Exercise description:
Give every line below again, exactly.

Records for processing:
——————

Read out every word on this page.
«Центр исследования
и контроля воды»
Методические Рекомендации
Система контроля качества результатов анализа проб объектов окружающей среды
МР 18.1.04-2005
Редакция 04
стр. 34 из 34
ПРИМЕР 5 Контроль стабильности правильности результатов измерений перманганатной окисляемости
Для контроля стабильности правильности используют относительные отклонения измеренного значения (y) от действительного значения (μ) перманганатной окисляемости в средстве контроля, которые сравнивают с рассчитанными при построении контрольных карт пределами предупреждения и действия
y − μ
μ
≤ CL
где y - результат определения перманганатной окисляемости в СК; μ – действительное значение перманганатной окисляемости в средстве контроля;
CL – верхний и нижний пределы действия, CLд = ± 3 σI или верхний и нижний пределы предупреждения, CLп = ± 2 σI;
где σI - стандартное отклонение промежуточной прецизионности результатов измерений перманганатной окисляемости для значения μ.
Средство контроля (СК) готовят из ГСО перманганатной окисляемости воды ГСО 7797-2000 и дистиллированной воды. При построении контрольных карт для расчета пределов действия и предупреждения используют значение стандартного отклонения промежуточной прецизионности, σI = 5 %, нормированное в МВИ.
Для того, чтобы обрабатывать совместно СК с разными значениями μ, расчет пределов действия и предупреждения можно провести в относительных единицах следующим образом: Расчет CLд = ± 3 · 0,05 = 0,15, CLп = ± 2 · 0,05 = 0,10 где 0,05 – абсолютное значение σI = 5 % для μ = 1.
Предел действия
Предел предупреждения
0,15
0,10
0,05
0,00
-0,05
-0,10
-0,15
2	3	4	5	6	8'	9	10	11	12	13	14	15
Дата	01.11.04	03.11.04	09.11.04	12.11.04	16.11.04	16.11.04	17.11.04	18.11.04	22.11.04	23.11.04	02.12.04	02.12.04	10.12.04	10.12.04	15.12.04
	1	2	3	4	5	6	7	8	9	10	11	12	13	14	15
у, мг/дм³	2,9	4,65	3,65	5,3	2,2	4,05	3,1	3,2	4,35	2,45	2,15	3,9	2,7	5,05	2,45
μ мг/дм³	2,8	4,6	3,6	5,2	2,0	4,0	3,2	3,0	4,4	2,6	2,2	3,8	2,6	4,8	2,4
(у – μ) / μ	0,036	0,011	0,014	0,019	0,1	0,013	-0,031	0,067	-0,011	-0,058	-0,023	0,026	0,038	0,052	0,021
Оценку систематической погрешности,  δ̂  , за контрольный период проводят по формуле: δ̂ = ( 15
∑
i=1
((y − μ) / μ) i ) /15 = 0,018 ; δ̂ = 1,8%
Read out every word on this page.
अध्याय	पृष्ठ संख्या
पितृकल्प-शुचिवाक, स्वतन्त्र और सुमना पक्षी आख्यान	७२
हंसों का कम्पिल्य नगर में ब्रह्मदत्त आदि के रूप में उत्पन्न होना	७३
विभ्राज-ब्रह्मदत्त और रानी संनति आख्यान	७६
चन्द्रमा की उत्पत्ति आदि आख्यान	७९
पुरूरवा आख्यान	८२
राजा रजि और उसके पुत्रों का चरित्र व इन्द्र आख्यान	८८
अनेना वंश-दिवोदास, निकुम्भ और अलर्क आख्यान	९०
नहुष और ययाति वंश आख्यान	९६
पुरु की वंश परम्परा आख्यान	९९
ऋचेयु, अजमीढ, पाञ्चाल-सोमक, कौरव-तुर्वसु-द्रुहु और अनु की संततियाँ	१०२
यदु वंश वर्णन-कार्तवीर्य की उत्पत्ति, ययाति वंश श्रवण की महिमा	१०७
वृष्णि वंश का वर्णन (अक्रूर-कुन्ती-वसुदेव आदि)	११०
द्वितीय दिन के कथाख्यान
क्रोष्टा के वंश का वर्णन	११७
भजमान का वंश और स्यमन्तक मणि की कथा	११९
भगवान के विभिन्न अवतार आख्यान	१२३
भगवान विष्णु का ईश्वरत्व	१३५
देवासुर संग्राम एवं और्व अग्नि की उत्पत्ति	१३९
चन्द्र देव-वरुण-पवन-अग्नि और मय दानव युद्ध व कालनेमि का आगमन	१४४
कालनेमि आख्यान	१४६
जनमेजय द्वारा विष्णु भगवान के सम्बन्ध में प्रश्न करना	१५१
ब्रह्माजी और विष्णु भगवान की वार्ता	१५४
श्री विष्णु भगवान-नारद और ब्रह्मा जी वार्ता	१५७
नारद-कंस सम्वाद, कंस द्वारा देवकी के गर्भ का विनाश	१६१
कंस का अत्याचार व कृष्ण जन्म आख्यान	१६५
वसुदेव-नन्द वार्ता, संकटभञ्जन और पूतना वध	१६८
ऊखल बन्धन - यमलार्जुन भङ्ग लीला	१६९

——————

Solution to this problem:
Read out every word on this page.
«Центр исследования
и контроля воды»
Методические Рекомендации
Система контроля качества результатов анализа проб объектов окружающей среды
МР 18.1.04-2005
Редакция 04
стр. 34 из 34
ПРИМЕР 5 Контроль стабильности правильности результатов измерений перманганатной окисляемости
Для контроля стабильности правильности используют относительные отклонения измеренного значения (y) от действительного значения (μ) перманганатной окисляемости в средстве контроля, которые сравнивают с рассчитанными при построении контрольных карт пределами предупреждения и действия
y − μ
μ
≤ CL
где y - результат определения перманганатной окисляемости в СК; μ – действительное значение перманганатной окисляемости в средстве контроля;
CL – верхний и нижний пределы действия, CLд = ± 3 σI или верхний и нижний пределы предупреждения, CLп = ± 2 σI;
где σI - стандартное отклонение промежуточной прецизионности результатов измерений перманганатной окисляемости для значения μ.
Средство контроля (СК) готовят из ГСО перманганатной окисляемости воды ГСО 7797-2000 и дистиллированной воды. При построении контрольных карт для расчета пределов действия и предупреждения используют значение стандартного отклонения промежуточной прецизионности, σI = 5 %, нормированное в МВИ.
Для того, чтобы обрабатывать совместно СК с разными значениями μ, расчет пределов действия и предупреждения можно провести в относительных единицах следующим образом: Расчет CLд = ± 3 · 0,05 = 0,15, CLп = ± 2 · 0,05 = 0,10 где 0,05 – абсолютное значение σI = 5 % для μ = 1.
Предел действия
Предел предупреждения
0,15
0,10
0,05
0,00
-0,05
-0,10
-0,15
2	3	4	5	6	8'	9	10	11	12	13	14	15
Дата	01.11.04	03.11.04	09.11.04	12.11.04	16.11.04	16.11.04	17.11.04	18.11.04	22.11.04	23.11.04	02.12.04	02.12.04	10.12.04	10.12.04	15.12.04
	1	2	3	4	5	6	7	8	9	10	11	12	13	14	15
у, мг/дм³	2,9	4,65	3,65	5,3	2,2	4,05	3,1	3,2	4,35	2,45	2,15	3,9	2,7	5,05	2,45
μ мг/дм³	2,8	4,6	3,6	5,2	2,0	4,0	3,2	3,0	4,4	2,6	2,2	3,8	2,6	4,8	2,4
(у – μ) / μ	0,036	0,011	0,014	0,019	0,1	0,013	-0,031	0,067	-0,011	-0,058	-0,023	0,026	0,038	0,052	0,021
Оценку систематической погрешности,  δ̂  , за контрольный период проводят по формуле: δ̂ = ( 15
∑
i=1
((y − μ) / μ) i ) /15 = 0,018 ; δ̂ = 1,8%
Read out every word on this page.
अध्याय	पृष्ठ संख्या
पितृकल्प-शुचिवाक, स्वतन्त्र और सुमना पक्षी आख्यान	७२
हंसों का कम्पिल्य नगर में ब्रह्मदत्त आदि के रूप में उत्पन्न होना	७३
विभ्राज-ब्रह्मदत्त और रानी संनति आख्यान	७६
चन्द्रमा की उत्पत्ति आदि आख्यान	७९
पुरूरवा आख्यान	८२
राजा रजि और उसके पुत्रों का चरित्र व इन्द्र आख्यान	८८
अनेना वंश-दिवोदास, निकुम्भ और अलर्क आख्यान	९०
नहुष और ययाति वंश आख्यान	९६
पुरु की वंश परम्परा आख्यान	९९
ऋचेयु, अजमीढ, पाञ्चाल-सोमक, कौरव-तुर्वसु-द्रुहु और अनु की संततियाँ	१०२
यदु वंश वर्णन-कार्तवीर्य की उत्पत्ति, ययाति वंश श्रवण की महिमा	१०७
वृष्णि वंश का वर्णन (अक्रूर-कुन्ती-वसुदेव आदि)	११०
द्वितीय दिन के कथाख्यान
क्रोष्टा के वंश का वर्णन	११७
भजमान का वंश और स्यमन्तक मणि की कथा	११९
भगवान के विभिन्न अवतार आख्यान	१२३
भगवान विष्णु का ईश्वरत्व	१३५
देवासुर संग्राम एवं और्व अग्नि की उत्पत्ति	१३९
चन्द्र देव-वरुण-पवन-अग्नि और मय दानव युद्ध व कालनेमि का आगमन	१४४
कालनेमि आख्यान	१४६
जनमेजय द्वारा विष्णु भगवान के सम्बन्ध में प्रश्न करना	१५१
ब्रह्माजी और विष्णु भगवान की वार्ता	१५४
श्री विष्णु भगवान-नारद और ब्रह्मा जी वार्ता	१५७
नारद-कंस सम्वाद, कंस द्वारा देवकी के गर्भ का विनाश	१६१
कंस का अत्याचार व कृष्ण जन्म आख्यान	१६५
वसुदेव-नन्द वार्ता, संकटभञ्जन और पूतना वध	१६८
ऊखल बन्धन - यमलार्जुन भङ्ग लीला	१६९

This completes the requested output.